## begin DATA SUPPLIED

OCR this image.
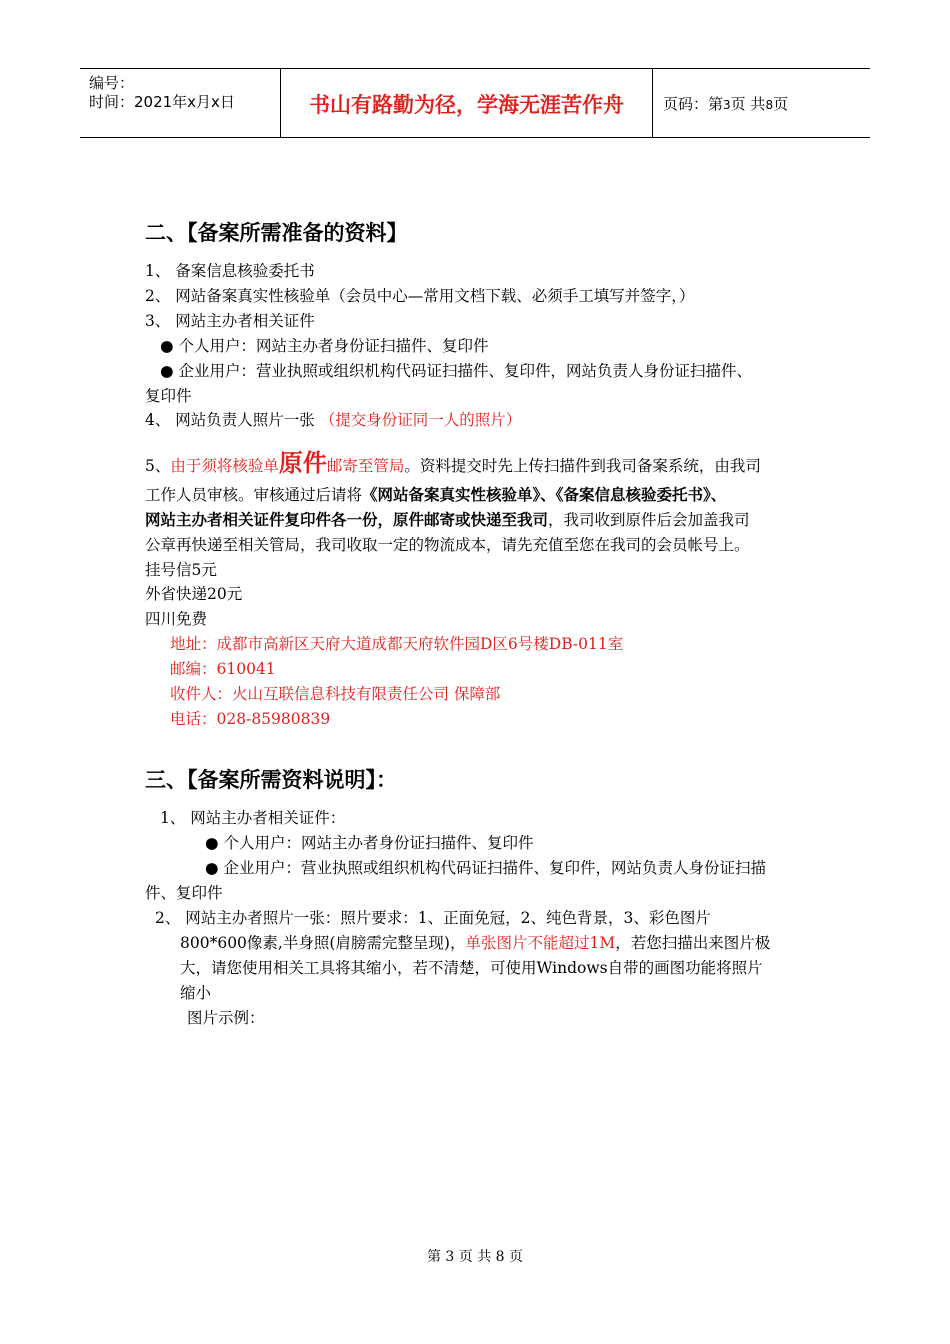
编号：
时间：2021年x月x日	书山有路勤为径，学海无涯苦作舟	页码：第3页 共8页
二、【备案所需准备的资料】
1、 备案信息核验委托书
2、 网站备案真实性核验单（会员中心—常用文档下载、必须手工填写并签字，）
3、 网站主办者相关证件
● 个人用户：网站主办者身份证扫描件、复印件
● 企业用户：营业执照或组织机构代码证扫描件、复印件，网站负责人身份证扫描件、
复印件
4、 网站负责人照片一张 （提交身份证同一人的照片）
5、由于须将核验单原件邮寄至管局。资料提交时先上传扫描件到我司备案系统，由我司
工作人员审核。审核通过后请将《网站备案真实性核验单》、《备案信息核验委托书》、
网站主办者相关证件复印件各一份，原件邮寄或快递至我司，我司收到原件后会加盖我司
公章再快递至相关管局，我司收取一定的物流成本，请先充值至您在我司的会员帐号上。
挂号信5元
外省快递20元
四川免费
地址：成都市高新区天府大道成都天府软件园D区6号楼DB-011室
邮编：610041
收件人：火山互联信息科技有限责任公司 保障部
电话：028-85980839
三、【备案所需资料说明】：
1、 网站主办者相关证件：
● 个人用户：网站主办者身份证扫描件、复印件
● 企业用户：营业执照或组织机构代码证扫描件、复印件，网站负责人身份证扫描
件、复印件
2、 网站主办者照片一张：照片要求：1、正面免冠，2、纯色背景，3、彩色图片
800*600像素,半身照(肩膀需完整呈现)，单张图片不能超过1M，若您扫描出来图片极
大，请您使用相关工具将其缩小，若不清楚，可使用Windows自带的画图功能将照片
缩小
图片示例：
第 3 页 共 8 页
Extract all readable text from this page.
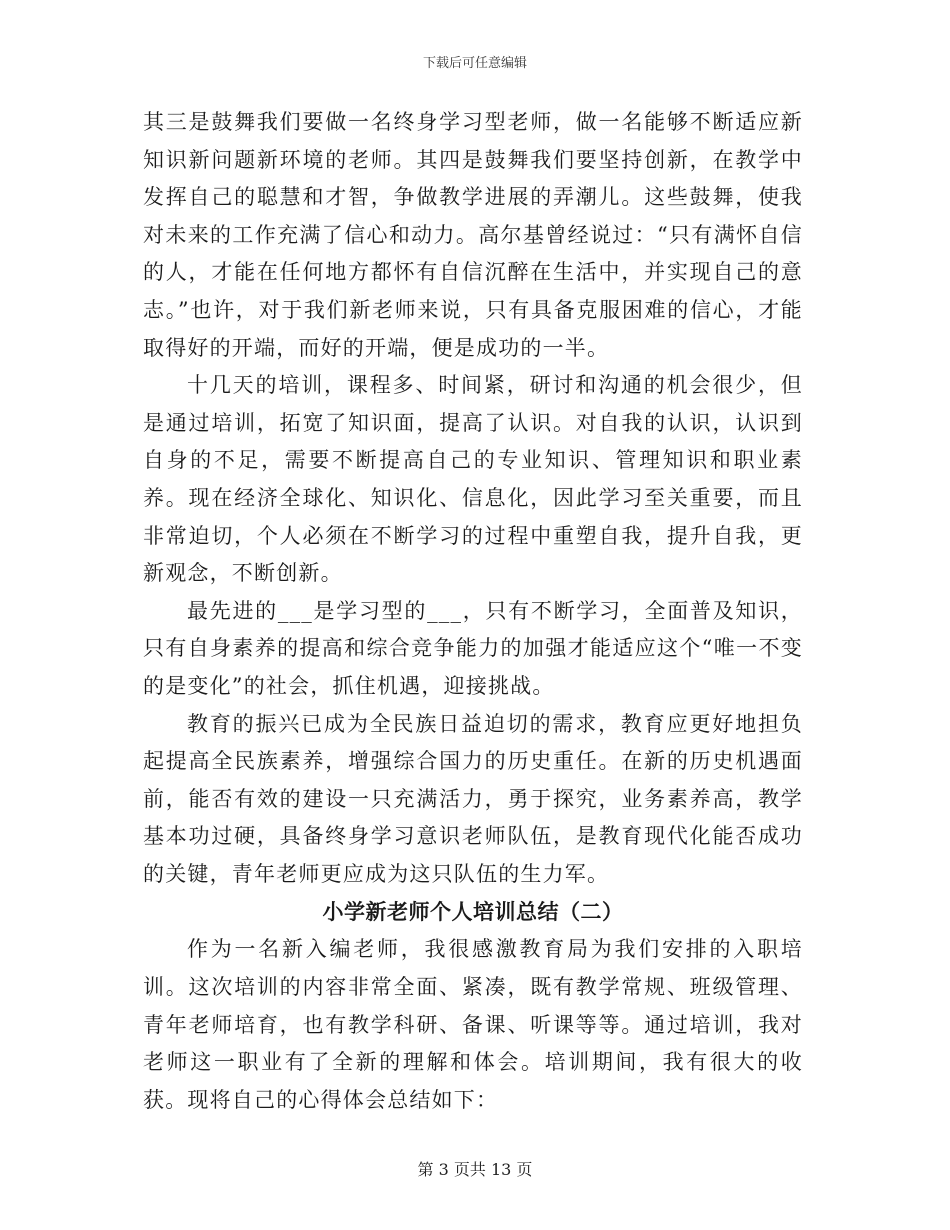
下载后可任意编辑

其三是鼓舞我们要做一名终身学习型老师，做一名能够不断适应新知识新问题新环境的老师。其四是鼓舞我们要坚持创新，在教学中发挥自己的聪慧和才智，争做教学进展的弄潮儿。这些鼓舞，使我对未来的工作充满了信心和动力。高尔基曾经说过：“只有满怀自信的人，才能在任何地方都怀有自信沉醉在生活中，并实现自己的意志。”也许，对于我们新老师来说，只有具备克服困难的信心，才能取得好的开端，而好的开端，便是成功的一半。

十几天的培训，课程多、时间紧，研讨和沟通的机会很少，但是通过培训，拓宽了知识面，提高了认识。对自我的认识，认识到自身的不足，需要不断提高自己的专业知识、管理知识和职业素养。现在经济全球化、知识化、信息化，因此学习至关重要，而且非常迫切，个人必须在不断学习的过程中重塑自我，提升自我，更新观念，不断创新。

最先进的___是学习型的___，只有不断学习，全面普及知识，只有自身素养的提高和综合竞争能力的加强才能适应这个“唯一不变的是变化”的社会，抓住机遇，迎接挑战。

教育的振兴已成为全民族日益迫切的需求，教育应更好地担负起提高全民族素养，增强综合国力的历史重任。在新的历史机遇面前，能否有效的建设一只充满活力，勇于探究，业务素养高，教学基本功过硬，具备终身学习意识老师队伍，是教育现代化能否成功的关键，青年老师更应成为这只队伍的生力军。

小学新老师个人培训总结（二）

作为一名新入编老师，我很感激教育局为我们安排的入职培训。这次培训的内容非常全面、紧凑，既有教学常规、班级管理、青年老师培育，也有教学科研、备课、听课等等。通过培训，我对老师这一职业有了全新的理解和体会。培训期间，我有很大的收获。现将自己的心得体会总结如下：

第 3 页共 13 页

## end DATA SUPPLIED

WHAT IS NEEDED - Give back all entries exactly. No pictures belong in the copy.

WORKED ANSWER -
OCR this image.
编号：
时间：2021年x月x日	书山有路勤为径，学海无涯苦作舟	页码：第3页 共8页
二、【备案所需准备的资料】
1、 备案信息核验委托书
2、 网站备案真实性核验单（会员中心—常用文档下载、必须手工填写并签字，）
3、 网站主办者相关证件
● 个人用户：网站主办者身份证扫描件、复印件
● 企业用户：营业执照或组织机构代码证扫描件、复印件，网站负责人身份证扫描件、
复印件
4、 网站负责人照片一张 （提交身份证同一人的照片）
5、由于须将核验单原件邮寄至管局。资料提交时先上传扫描件到我司备案系统，由我司
工作人员审核。审核通过后请将《网站备案真实性核验单》、《备案信息核验委托书》、
网站主办者相关证件复印件各一份，原件邮寄或快递至我司，我司收到原件后会加盖我司
公章再快递至相关管局，我司收取一定的物流成本，请先充值至您在我司的会员帐号上。
挂号信5元
外省快递20元
四川免费
地址：成都市高新区天府大道成都天府软件园D区6号楼DB-011室
邮编：610041
收件人：火山互联信息科技有限责任公司 保障部
电话：028-85980839
三、【备案所需资料说明】：
1、 网站主办者相关证件：
● 个人用户：网站主办者身份证扫描件、复印件
● 企业用户：营业执照或组织机构代码证扫描件、复印件，网站负责人身份证扫描
件、复印件
2、 网站主办者照片一张：照片要求：1、正面免冠，2、纯色背景，3、彩色图片
800*600像素,半身照(肩膀需完整呈现)，单张图片不能超过1M，若您扫描出来图片极
大，请您使用相关工具将其缩小，若不清楚，可使用Windows自带的画图功能将照片
缩小
图片示例：
第 3 页 共 8 页
Extract all readable text from this page.
下载后可任意编辑

其三是鼓舞我们要做一名终身学习型老师，做一名能够不断适应新知识新问题新环境的老师。其四是鼓舞我们要坚持创新，在教学中发挥自己的聪慧和才智，争做教学进展的弄潮儿。这些鼓舞，使我对未来的工作充满了信心和动力。高尔基曾经说过：“只有满怀自信的人，才能在任何地方都怀有自信沉醉在生活中，并实现自己的意志。”也许，对于我们新老师来说，只有具备克服困难的信心，才能取得好的开端，而好的开端，便是成功的一半。

十几天的培训，课程多、时间紧，研讨和沟通的机会很少，但是通过培训，拓宽了知识面，提高了认识。对自我的认识，认识到自身的不足，需要不断提高自己的专业知识、管理知识和职业素养。现在经济全球化、知识化、信息化，因此学习至关重要，而且非常迫切，个人必须在不断学习的过程中重塑自我，提升自我，更新观念，不断创新。

最先进的___是学习型的___，只有不断学习，全面普及知识，只有自身素养的提高和综合竞争能力的加强才能适应这个“唯一不变的是变化”的社会，抓住机遇，迎接挑战。

教育的振兴已成为全民族日益迫切的需求，教育应更好地担负起提高全民族素养，增强综合国力的历史重任。在新的历史机遇面前，能否有效的建设一只充满活力，勇于探究，业务素养高，教学基本功过硬，具备终身学习意识老师队伍，是教育现代化能否成功的关键，青年老师更应成为这只队伍的生力军。

小学新老师个人培训总结（二）

作为一名新入编老师，我很感激教育局为我们安排的入职培训。这次培训的内容非常全面、紧凑，既有教学常规、班级管理、青年老师培育，也有教学科研、备课、听课等等。通过培训，我对老师这一职业有了全新的理解和体会。培训期间，我有很大的收获。现将自己的心得体会总结如下：

第 3 页共 13 页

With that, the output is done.